• **RECORDS PROVIDED**

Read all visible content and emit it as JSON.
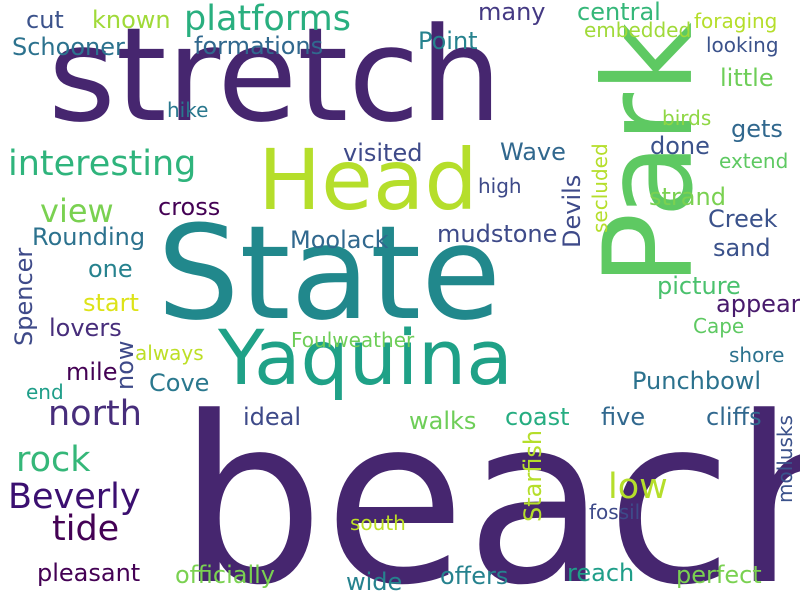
{
  "words": [
    {
      "text": "beach",
      "color": "#46266f"
    },
    {
      "text": "stretch",
      "color": "#46266f"
    },
    {
      "text": "State",
      "color": "#21888c"
    },
    {
      "text": "Park",
      "color": "#5ec962"
    },
    {
      "text": "Head",
      "color": "#b5de2b"
    },
    {
      "text": "Yaquina",
      "color": "#1fa187"
    },
    {
      "text": "platforms",
      "color": "#29af7f"
    },
    {
      "text": "interesting",
      "color": "#2fb47c"
    },
    {
      "text": "north",
      "color": "#472d7b"
    },
    {
      "text": "Beverly",
      "color": "#3b0f70"
    },
    {
      "text": "tide",
      "color": "#440154"
    },
    {
      "text": "rock",
      "color": "#35b779"
    },
    {
      "text": "view",
      "color": "#7ad151"
    },
    {
      "text": "low",
      "color": "#b5de2b"
    },
    {
      "text": "Schooner",
      "color": "#2c728e"
    },
    {
      "text": "cut",
      "color": "#3b528b"
    },
    {
      "text": "known",
      "color": "#a0da39"
    },
    {
      "text": "formations",
      "color": "#31688e"
    },
    {
      "text": "many",
      "color": "#443983"
    },
    {
      "text": "central",
      "color": "#35b779"
    },
    {
      "text": "foraging",
      "color": "#b5de2b"
    },
    {
      "text": "embedded",
      "color": "#a0da39"
    },
    {
      "text": "looking",
      "color": "#3b528b"
    },
    {
      "text": "little",
      "color": "#6ece58"
    },
    {
      "text": "Point",
      "color": "#26828e"
    },
    {
      "text": "hike",
      "color": "#2a788e"
    },
    {
      "text": "birds",
      "color": "#8fd744"
    },
    {
      "text": "gets",
      "color": "#31688e"
    },
    {
      "text": "visited",
      "color": "#3e4a89"
    },
    {
      "text": "Wave",
      "color": "#31688e"
    },
    {
      "text": "done",
      "color": "#3b528b"
    },
    {
      "text": "extend",
      "color": "#5ec962"
    },
    {
      "text": "high",
      "color": "#3e4a89"
    },
    {
      "text": "cross",
      "color": "#440154"
    },
    {
      "text": "strand",
      "color": "#7ad151"
    },
    {
      "text": "Creek",
      "color": "#3b528b"
    },
    {
      "text": "Rounding",
      "color": "#2c728e"
    },
    {
      "text": "Moolack",
      "color": "#31688e"
    },
    {
      "text": "mudstone",
      "color": "#3e4a89"
    },
    {
      "text": "Devils",
      "color": "#3e4a89"
    },
    {
      "text": "secluded",
      "color": "#b5de2b"
    },
    {
      "text": "sand",
      "color": "#3b528b"
    },
    {
      "text": "one",
      "color": "#26828e"
    },
    {
      "text": "picture",
      "color": "#4ac16d"
    },
    {
      "text": "start",
      "color": "#dde318"
    },
    {
      "text": "appear",
      "color": "#481a6c"
    },
    {
      "text": "Spencer",
      "color": "#3e4a89"
    },
    {
      "text": "lovers",
      "color": "#472d7b"
    },
    {
      "text": "Foulweather",
      "color": "#6ece58"
    },
    {
      "text": "Cape",
      "color": "#5ec962"
    },
    {
      "text": "always",
      "color": "#bddf26"
    },
    {
      "text": "now",
      "color": "#3e4a89"
    },
    {
      "text": "mile",
      "color": "#440154"
    },
    {
      "text": "shore",
      "color": "#2c728e"
    },
    {
      "text": "Cove",
      "color": "#2a788e"
    },
    {
      "text": "Punchbowl",
      "color": "#2c728e"
    },
    {
      "text": "end",
      "color": "#1f9e89"
    },
    {
      "text": "ideal",
      "color": "#3e4a89"
    },
    {
      "text": "walks",
      "color": "#6ece58"
    },
    {
      "text": "coast",
      "color": "#26ad81"
    },
    {
      "text": "five",
      "color": "#31688e"
    },
    {
      "text": "cliffs",
      "color": "#31688e"
    },
    {
      "text": "Starfish",
      "color": "#b5de2b"
    },
    {
      "text": "mollusks",
      "color": "#3b528b"
    },
    {
      "text": "fossil",
      "color": "#3e4a89"
    },
    {
      "text": "south",
      "color": "#bddf26"
    },
    {
      "text": "pleasant",
      "color": "#440154"
    },
    {
      "text": "officially",
      "color": "#7ad151"
    },
    {
      "text": "wide",
      "color": "#26828e"
    },
    {
      "text": "offers",
      "color": "#26828e"
    },
    {
      "text": "reach",
      "color": "#1f9e89"
    },
    {
      "text": "perfect",
      "color": "#7ad151"
    }
  ]
}
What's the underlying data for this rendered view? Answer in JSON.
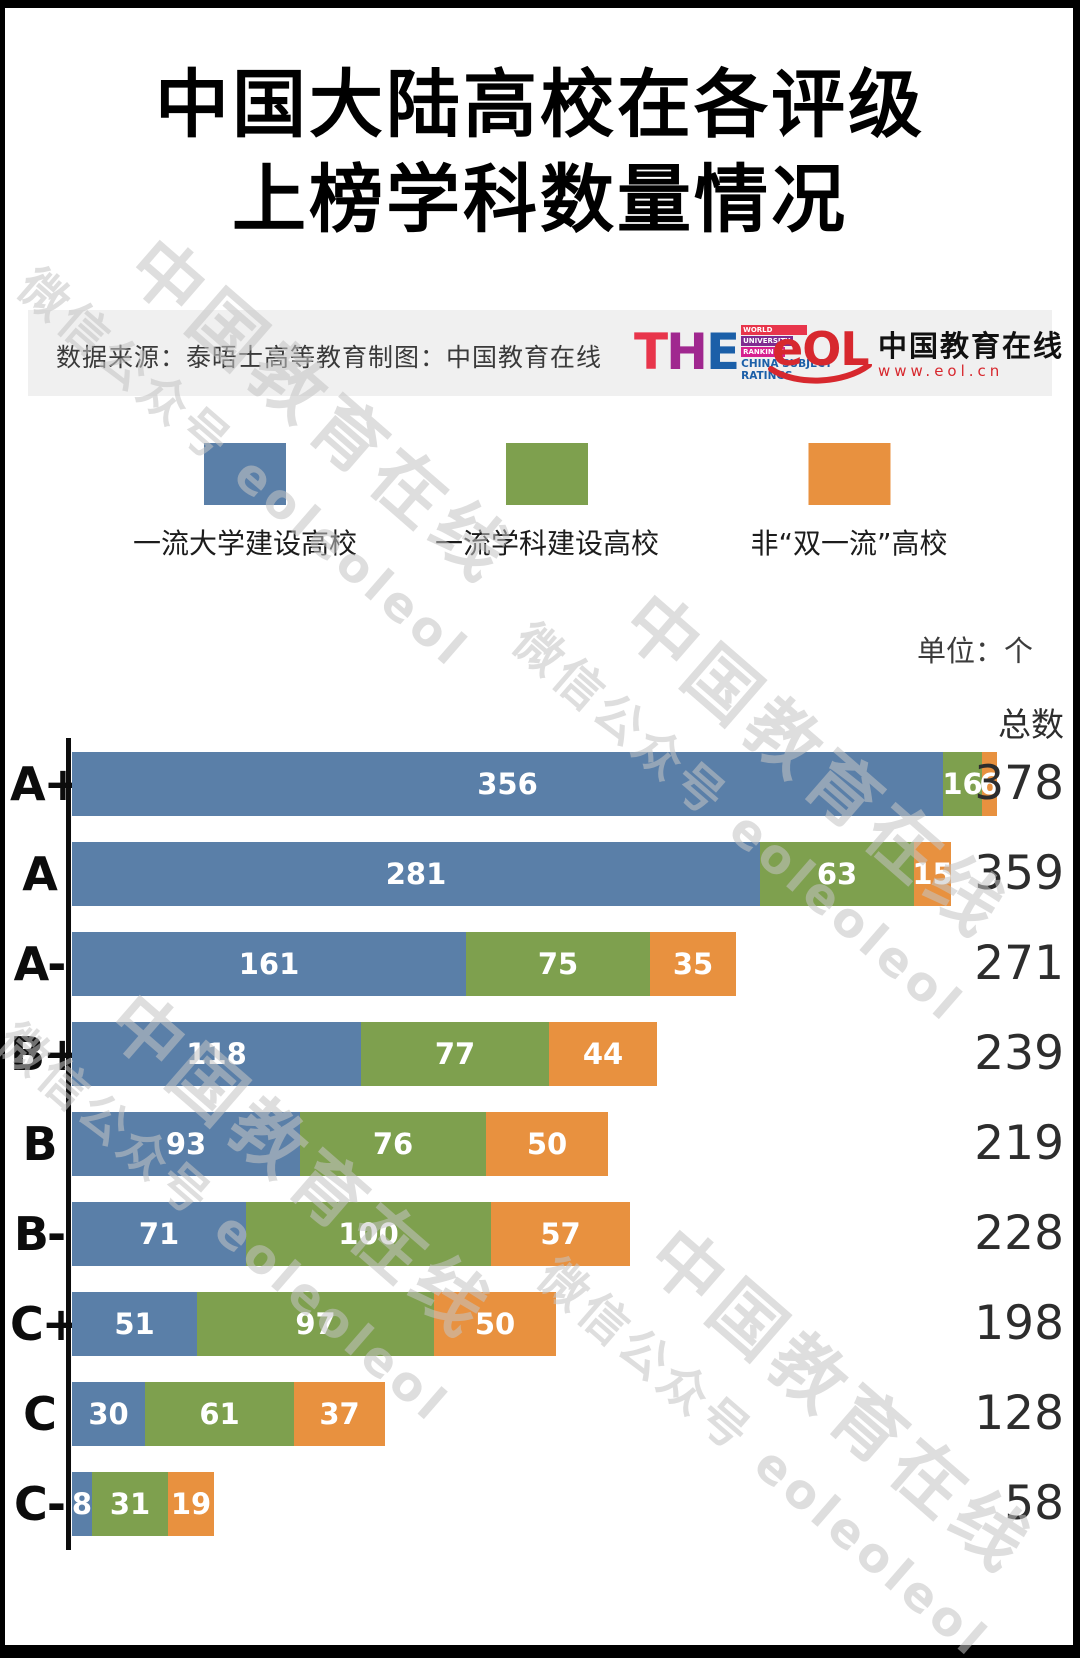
{
  "title": {
    "line1": "中国大陆高校在各评级",
    "line2": "上榜学科数量情况"
  },
  "source_bar": {
    "data_source": "数据来源：泰晤士高等教育",
    "credit": "制图：中国教育在线",
    "the_logo": {
      "t": "T",
      "h": "H",
      "e": "E",
      "bar1": "WORLD",
      "bar2": "UNIVERSITY",
      "bar3": "RANKINGS",
      "sub1": "CHINA SUBJECT",
      "sub2": "RATINGS"
    },
    "eol_logo": {
      "mark": "eOL",
      "name": "中国教育在线",
      "url": "www.eol.cn"
    }
  },
  "legend": [
    {
      "label": "一流大学建设高校",
      "color": "#5a7fa8"
    },
    {
      "label": "一流学科建设高校",
      "color": "#7ea04e"
    },
    {
      "label": "非“双一流”高校",
      "color": "#e8913f"
    }
  ],
  "unit_label": "单位：个",
  "total_header": "总数",
  "watermark": {
    "line1": "中国教育在线",
    "line2": "微信公众号 eoleoleol"
  },
  "chart_data": {
    "type": "bar",
    "orientation": "horizontal",
    "stacked": true,
    "title": "中国大陆高校在各评级上榜学科数量情况",
    "unit": "个",
    "categories": [
      "A+",
      "A",
      "A-",
      "B+",
      "B",
      "B-",
      "C+",
      "C",
      "C-"
    ],
    "series": [
      {
        "name": "一流大学建设高校",
        "color": "#5a7fa8",
        "values": [
          356,
          281,
          161,
          118,
          93,
          71,
          51,
          30,
          8
        ]
      },
      {
        "name": "一流学科建设高校",
        "color": "#7ea04e",
        "values": [
          16,
          63,
          75,
          77,
          76,
          100,
          97,
          61,
          31
        ]
      },
      {
        "name": "非“双一流”高校",
        "color": "#e8913f",
        "values": [
          6,
          15,
          35,
          44,
          50,
          57,
          50,
          37,
          19
        ]
      }
    ],
    "totals": [
      378,
      359,
      271,
      239,
      219,
      228,
      198,
      128,
      58
    ],
    "xlim": [
      0,
      378
    ],
    "legend_position": "top",
    "grid": false
  }
}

• **EXERCISE PROMPT**
Go through the data above and find the lines with the word "name". Copy each of those lines.

• **RESPONSE BELOW**
      "name": "中国教育在线",
        "name": "一流大学建设高校",
        "name": "一流学科建设高校",
        "name": "非“双一流”高校",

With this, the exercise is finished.